>> Begin Material supplied

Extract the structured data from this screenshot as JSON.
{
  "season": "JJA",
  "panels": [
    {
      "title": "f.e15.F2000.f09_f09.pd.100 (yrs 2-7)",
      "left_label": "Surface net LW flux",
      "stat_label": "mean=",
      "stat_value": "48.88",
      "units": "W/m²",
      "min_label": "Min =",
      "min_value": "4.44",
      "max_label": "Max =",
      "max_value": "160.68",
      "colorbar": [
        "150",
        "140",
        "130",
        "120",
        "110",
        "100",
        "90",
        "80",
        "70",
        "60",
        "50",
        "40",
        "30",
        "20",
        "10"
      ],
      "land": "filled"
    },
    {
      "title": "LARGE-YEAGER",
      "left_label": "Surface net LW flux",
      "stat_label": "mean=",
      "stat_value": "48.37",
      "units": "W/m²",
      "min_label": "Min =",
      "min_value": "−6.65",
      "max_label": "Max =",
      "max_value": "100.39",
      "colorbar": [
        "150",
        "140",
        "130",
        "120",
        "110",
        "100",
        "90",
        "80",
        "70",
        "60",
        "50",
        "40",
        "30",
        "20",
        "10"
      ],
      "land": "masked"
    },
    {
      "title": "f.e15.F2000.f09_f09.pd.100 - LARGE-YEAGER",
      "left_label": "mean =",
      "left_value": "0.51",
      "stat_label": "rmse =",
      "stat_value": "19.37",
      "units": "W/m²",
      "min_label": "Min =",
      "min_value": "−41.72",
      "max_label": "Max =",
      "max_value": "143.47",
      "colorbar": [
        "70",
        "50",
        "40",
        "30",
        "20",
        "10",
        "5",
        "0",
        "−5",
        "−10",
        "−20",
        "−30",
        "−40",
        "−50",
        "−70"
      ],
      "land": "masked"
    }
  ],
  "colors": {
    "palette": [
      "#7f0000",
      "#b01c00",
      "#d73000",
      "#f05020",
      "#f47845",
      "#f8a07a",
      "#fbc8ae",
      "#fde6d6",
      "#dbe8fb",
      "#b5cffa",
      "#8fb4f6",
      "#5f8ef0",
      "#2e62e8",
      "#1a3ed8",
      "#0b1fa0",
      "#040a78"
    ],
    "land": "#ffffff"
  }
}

>> End Material supplied

■ **Task objective**: Your answer should be a single number: the count of lines in the entries that contain the word "title".

■ **Result for this exercise**: 3